### Problem to work on
Collect the lines of the entries where "first" shows up.

### Dataset rows
▬▬▬▬▬▬

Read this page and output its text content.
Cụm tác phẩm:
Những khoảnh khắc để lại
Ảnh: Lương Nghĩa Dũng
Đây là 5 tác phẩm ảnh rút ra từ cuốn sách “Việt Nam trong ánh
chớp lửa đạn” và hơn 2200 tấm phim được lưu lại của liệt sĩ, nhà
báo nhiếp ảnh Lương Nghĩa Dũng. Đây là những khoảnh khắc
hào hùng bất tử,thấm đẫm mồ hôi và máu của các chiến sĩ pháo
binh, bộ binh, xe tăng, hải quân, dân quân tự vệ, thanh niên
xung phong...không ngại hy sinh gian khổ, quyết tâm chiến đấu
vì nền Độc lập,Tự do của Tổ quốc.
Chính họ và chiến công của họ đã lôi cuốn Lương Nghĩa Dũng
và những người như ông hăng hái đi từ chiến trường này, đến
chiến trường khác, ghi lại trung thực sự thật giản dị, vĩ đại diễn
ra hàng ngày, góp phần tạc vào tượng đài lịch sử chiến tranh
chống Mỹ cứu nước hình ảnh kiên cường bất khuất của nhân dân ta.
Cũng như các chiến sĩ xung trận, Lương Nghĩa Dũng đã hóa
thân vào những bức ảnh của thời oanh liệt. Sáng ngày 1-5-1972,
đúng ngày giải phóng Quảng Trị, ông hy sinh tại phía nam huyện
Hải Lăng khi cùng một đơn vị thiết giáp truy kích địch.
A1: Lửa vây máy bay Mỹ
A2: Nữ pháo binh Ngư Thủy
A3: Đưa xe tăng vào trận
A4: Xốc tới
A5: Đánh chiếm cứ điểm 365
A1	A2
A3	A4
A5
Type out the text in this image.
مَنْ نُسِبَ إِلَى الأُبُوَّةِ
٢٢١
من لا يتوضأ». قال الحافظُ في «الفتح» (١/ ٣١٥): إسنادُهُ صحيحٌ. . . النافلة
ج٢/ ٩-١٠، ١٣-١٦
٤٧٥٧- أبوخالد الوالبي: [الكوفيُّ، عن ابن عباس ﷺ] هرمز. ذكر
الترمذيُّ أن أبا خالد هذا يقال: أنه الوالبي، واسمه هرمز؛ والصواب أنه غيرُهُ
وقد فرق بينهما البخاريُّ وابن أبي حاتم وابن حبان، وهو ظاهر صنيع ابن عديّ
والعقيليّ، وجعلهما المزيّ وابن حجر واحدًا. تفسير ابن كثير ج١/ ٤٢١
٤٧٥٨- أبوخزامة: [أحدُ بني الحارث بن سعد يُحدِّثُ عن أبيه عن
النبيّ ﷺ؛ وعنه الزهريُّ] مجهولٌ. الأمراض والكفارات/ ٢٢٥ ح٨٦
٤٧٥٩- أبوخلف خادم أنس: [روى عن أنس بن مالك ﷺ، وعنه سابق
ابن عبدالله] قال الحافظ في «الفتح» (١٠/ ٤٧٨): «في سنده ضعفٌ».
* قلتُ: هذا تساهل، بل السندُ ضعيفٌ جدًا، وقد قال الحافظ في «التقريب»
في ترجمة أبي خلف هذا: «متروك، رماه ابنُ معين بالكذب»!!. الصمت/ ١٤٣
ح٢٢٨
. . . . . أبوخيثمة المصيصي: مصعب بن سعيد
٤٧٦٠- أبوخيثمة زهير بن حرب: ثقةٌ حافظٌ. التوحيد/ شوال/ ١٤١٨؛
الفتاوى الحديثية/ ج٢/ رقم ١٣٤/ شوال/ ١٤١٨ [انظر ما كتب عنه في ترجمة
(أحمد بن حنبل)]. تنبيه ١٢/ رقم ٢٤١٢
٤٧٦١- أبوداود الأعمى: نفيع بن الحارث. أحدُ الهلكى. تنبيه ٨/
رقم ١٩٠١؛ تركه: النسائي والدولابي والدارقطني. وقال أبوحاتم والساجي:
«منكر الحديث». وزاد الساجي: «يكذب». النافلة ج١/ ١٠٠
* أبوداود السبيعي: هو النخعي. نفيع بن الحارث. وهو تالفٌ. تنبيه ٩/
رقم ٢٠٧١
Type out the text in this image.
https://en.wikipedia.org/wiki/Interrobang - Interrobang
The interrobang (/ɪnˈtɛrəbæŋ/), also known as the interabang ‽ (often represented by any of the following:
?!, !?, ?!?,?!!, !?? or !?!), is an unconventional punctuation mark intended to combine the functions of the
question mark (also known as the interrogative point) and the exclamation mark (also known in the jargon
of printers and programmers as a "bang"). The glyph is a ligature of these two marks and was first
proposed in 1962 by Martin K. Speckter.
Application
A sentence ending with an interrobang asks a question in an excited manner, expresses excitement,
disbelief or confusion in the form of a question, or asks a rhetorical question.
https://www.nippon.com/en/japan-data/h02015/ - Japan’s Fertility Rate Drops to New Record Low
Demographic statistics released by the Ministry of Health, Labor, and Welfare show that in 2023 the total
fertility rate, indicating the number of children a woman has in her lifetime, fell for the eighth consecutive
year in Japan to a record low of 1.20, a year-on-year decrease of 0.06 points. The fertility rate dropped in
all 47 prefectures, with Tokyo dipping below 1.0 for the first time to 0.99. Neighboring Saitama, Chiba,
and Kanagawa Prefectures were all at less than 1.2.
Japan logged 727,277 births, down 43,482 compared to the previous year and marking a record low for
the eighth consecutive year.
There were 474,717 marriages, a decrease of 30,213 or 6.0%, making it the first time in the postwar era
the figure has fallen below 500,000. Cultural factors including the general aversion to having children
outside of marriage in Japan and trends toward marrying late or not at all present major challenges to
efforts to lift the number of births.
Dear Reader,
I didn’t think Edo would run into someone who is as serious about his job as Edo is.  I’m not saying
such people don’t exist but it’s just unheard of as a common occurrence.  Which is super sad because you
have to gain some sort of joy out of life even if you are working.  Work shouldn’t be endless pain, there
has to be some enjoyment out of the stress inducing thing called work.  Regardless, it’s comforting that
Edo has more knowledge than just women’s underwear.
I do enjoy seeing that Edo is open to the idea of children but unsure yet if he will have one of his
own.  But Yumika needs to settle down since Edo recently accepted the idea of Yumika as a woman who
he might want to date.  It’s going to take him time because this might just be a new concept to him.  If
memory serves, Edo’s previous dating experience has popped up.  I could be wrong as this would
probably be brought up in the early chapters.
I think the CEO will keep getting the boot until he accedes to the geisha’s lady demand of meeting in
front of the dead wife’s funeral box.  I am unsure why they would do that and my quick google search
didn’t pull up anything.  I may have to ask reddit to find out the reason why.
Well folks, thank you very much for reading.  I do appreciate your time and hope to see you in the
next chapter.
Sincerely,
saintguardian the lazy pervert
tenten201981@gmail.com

▬▬▬▬▬▬

### Worked answer
of printers and programmers as a "bang"). The glyph is a ligature of these two marks and was first
all 47 prefectures, with Tokyo dipping below 1.0 for the first time to 0.99. Neighboring Saitama, Chiba,
There were 474,717 marriages, a decrease of 30,213 or 6.0%, making it the first time in the postwar era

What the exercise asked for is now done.